EXERCISE BRIEF
Copy out each line of the data that holds the word "true".

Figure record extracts
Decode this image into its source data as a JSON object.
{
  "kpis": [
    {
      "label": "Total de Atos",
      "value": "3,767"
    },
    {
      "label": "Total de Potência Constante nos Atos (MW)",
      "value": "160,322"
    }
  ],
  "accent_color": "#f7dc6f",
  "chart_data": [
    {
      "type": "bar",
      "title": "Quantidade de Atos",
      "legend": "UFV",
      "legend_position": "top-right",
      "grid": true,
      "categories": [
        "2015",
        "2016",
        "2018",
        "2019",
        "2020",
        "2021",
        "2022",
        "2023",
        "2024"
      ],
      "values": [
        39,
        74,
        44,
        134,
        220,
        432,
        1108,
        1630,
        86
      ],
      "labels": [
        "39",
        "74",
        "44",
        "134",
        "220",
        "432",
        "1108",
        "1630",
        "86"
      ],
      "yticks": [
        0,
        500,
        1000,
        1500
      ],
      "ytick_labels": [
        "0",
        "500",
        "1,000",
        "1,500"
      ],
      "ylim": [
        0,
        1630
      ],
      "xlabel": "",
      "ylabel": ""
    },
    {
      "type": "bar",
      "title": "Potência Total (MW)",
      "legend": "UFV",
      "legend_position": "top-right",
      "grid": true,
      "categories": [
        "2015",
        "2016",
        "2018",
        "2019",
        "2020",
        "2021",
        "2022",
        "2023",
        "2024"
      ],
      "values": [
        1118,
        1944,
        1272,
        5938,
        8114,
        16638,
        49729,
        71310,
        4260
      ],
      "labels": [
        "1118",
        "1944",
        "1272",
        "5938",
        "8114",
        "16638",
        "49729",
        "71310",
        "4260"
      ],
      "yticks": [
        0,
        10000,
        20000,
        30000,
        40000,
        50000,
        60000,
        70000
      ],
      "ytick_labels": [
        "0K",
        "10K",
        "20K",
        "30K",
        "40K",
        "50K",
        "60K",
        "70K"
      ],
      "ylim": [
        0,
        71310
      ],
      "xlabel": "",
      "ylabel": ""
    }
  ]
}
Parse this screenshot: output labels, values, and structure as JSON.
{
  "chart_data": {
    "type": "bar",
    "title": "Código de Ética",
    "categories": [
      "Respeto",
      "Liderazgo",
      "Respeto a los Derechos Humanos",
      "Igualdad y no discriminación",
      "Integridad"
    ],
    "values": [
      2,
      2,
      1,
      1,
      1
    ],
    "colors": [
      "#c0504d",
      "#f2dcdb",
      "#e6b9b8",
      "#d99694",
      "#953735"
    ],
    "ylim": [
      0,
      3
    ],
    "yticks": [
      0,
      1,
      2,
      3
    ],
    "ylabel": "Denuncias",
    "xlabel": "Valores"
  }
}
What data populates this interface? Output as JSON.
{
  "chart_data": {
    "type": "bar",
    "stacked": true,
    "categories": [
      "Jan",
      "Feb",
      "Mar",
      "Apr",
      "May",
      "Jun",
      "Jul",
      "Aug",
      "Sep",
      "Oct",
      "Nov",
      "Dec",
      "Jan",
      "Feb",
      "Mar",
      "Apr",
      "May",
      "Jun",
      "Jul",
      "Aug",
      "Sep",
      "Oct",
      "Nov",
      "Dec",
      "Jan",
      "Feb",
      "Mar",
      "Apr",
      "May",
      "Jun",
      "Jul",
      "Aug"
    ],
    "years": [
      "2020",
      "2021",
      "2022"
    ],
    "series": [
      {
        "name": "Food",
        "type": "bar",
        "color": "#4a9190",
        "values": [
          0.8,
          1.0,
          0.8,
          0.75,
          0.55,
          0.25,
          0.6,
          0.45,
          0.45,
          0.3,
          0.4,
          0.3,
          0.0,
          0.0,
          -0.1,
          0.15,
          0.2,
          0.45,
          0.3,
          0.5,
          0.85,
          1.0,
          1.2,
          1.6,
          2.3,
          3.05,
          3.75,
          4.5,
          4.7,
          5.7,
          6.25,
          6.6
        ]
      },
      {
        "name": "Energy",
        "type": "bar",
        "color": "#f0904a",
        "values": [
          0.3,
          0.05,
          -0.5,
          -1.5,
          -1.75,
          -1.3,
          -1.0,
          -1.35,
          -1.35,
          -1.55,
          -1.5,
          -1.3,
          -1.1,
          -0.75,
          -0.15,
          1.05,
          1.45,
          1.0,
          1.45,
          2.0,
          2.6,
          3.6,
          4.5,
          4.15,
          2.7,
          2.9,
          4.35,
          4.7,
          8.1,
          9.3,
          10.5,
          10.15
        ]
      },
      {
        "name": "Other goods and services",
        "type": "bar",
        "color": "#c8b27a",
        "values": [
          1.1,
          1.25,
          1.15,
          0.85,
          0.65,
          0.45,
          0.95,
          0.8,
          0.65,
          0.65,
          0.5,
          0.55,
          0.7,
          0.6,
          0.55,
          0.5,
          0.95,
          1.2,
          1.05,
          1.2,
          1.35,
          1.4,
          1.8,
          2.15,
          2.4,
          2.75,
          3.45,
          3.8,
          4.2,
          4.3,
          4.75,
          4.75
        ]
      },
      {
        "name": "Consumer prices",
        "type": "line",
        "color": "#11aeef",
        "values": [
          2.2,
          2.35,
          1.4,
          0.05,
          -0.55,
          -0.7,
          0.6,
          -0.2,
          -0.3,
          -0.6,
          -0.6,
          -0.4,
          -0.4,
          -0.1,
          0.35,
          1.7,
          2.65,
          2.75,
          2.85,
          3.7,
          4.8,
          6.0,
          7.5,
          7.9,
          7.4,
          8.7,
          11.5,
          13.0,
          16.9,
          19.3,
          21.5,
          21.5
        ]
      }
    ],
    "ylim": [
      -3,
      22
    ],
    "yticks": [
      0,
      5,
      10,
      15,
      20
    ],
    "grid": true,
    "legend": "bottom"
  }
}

SOLUTION
      "grid": true,
      "grid": true,
    "stacked": true,
    "grid": true,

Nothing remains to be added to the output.